Find every line in the records below that holds the word "ylabel" and copy it.
— START OF Data shown —
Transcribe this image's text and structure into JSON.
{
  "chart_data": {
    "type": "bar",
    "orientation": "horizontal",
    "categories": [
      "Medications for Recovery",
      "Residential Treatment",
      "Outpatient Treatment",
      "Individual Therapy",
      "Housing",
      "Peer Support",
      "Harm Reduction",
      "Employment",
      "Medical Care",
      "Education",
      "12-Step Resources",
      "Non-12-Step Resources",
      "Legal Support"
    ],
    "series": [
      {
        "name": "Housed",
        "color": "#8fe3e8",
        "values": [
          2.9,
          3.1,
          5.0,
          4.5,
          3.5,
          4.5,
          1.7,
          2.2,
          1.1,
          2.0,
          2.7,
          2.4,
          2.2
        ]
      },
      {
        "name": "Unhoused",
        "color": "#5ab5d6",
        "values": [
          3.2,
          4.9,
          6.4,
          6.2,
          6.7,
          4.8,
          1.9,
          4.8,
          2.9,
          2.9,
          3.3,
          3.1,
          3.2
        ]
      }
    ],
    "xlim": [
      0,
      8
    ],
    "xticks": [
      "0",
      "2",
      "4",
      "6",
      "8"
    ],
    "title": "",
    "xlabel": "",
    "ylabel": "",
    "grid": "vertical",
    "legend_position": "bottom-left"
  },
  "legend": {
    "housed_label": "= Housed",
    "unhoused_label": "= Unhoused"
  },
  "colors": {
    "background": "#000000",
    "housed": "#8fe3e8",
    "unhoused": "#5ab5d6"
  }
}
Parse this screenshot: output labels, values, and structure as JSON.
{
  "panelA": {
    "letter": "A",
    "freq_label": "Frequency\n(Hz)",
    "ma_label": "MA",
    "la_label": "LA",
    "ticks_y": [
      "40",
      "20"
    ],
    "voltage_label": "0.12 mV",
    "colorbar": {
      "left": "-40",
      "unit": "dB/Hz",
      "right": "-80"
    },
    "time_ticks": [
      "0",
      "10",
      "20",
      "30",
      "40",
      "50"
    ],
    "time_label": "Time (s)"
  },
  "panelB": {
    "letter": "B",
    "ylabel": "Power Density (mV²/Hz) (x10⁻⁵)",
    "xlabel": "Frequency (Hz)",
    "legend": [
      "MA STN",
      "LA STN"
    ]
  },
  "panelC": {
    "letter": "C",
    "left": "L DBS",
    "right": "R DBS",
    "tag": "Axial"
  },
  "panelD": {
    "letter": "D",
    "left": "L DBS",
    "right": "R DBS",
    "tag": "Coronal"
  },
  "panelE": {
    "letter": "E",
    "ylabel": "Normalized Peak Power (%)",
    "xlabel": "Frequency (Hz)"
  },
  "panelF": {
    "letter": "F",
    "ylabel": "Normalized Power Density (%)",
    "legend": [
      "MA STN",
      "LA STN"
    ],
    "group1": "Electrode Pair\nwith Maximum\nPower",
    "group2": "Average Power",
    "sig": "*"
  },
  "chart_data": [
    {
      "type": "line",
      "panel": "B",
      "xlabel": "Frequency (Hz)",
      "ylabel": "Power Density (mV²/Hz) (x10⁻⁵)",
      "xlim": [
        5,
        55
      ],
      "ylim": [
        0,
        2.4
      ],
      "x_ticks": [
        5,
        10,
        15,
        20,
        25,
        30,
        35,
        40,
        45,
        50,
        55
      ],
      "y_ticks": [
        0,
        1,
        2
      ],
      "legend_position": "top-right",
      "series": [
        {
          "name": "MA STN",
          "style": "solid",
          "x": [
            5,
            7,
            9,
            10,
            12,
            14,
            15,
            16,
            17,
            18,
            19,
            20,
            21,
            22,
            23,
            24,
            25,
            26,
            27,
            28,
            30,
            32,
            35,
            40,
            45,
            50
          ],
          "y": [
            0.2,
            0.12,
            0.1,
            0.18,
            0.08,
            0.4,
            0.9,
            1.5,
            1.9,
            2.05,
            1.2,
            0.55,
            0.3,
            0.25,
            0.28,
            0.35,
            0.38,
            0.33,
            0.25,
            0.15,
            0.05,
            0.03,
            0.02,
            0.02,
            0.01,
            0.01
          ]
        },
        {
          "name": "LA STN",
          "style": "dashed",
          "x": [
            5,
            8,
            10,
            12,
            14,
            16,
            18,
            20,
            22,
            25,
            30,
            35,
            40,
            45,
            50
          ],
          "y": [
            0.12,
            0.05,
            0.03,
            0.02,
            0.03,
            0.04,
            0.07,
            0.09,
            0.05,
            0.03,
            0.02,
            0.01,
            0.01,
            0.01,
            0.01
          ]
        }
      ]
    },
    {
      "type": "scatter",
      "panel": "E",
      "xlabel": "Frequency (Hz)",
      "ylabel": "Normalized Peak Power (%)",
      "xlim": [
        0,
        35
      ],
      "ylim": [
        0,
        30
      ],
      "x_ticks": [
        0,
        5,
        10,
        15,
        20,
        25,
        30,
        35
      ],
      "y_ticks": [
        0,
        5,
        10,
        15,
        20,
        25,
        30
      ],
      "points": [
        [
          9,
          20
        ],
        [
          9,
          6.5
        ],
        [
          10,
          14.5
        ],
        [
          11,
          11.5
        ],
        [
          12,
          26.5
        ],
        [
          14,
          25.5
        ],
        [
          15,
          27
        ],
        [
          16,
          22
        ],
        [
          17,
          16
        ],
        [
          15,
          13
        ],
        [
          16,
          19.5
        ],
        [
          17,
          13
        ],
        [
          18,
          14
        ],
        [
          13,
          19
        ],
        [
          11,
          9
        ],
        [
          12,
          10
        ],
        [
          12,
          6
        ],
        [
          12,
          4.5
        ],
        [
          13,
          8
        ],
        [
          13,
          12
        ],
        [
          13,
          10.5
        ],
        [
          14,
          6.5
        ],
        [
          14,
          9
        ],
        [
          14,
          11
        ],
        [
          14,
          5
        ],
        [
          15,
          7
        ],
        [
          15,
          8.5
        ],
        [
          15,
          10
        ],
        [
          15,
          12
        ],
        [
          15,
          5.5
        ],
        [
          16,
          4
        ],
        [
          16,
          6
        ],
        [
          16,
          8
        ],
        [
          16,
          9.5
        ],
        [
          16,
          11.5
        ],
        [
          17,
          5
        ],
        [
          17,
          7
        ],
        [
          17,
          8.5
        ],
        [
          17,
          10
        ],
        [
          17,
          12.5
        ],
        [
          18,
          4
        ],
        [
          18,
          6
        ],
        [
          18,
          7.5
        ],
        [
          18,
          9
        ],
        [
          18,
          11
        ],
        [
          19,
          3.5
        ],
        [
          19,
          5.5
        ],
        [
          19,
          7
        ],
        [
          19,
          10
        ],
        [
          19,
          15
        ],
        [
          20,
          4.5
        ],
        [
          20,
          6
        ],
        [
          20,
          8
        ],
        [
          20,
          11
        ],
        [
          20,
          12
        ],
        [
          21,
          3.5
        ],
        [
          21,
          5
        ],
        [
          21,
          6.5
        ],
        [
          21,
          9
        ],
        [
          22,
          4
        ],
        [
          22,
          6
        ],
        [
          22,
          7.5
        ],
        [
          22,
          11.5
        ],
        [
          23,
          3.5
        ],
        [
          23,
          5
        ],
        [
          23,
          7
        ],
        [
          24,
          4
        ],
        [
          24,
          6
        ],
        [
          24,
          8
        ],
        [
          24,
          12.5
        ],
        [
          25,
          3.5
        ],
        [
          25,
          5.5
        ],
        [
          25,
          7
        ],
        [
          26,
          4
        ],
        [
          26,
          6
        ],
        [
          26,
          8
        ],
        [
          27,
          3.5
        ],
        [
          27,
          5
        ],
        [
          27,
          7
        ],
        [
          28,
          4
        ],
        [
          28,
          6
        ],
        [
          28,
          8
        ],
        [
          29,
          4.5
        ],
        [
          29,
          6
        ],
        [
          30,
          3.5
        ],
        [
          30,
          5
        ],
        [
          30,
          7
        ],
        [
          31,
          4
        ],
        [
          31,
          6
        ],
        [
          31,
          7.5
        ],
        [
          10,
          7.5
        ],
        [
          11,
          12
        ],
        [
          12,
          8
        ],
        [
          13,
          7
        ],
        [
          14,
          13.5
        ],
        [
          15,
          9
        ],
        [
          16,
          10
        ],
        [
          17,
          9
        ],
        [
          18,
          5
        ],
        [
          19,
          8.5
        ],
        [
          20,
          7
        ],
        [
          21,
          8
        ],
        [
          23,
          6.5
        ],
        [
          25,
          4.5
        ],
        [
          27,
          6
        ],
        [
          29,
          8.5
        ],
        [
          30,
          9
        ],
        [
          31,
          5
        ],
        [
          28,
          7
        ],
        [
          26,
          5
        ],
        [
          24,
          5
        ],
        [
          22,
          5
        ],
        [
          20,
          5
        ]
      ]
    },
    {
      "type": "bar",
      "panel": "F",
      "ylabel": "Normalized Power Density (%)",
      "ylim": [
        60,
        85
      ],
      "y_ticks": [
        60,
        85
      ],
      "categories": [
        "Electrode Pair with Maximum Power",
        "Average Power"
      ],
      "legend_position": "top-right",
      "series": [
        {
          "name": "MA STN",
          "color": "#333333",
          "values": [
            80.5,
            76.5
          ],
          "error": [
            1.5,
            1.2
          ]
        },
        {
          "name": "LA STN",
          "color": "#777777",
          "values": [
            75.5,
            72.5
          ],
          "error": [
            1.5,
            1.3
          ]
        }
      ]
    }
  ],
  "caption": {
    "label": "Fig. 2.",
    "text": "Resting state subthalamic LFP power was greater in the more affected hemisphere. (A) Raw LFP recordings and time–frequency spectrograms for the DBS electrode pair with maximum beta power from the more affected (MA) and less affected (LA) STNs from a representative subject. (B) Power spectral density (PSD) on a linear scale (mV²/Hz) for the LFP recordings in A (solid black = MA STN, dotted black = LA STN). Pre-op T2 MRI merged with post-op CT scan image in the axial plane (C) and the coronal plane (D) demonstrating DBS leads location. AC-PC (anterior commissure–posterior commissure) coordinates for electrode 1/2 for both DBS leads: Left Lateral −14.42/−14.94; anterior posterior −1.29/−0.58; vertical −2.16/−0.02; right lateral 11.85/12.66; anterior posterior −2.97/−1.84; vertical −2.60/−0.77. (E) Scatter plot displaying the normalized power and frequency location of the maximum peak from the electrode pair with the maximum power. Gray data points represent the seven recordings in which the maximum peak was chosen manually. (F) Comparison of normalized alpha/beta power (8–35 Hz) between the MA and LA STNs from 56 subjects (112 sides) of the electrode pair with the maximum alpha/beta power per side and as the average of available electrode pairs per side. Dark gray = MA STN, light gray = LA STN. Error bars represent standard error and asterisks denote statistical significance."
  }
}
— END OF Data shown —
- [Worked solution]
    "ylabel": "",
    "ylabel": "Power Density (mV²/Hz) (x10⁻⁵)",
    "ylabel": "Normalized Peak Power (%)",
    "ylabel": "Normalized Power Density (%)",
      "ylabel": "Power Density (mV²/Hz) (x10⁻⁵)",
      "ylabel": "Normalized Peak Power (%)",
      "ylabel": "Normalized Power Density (%)",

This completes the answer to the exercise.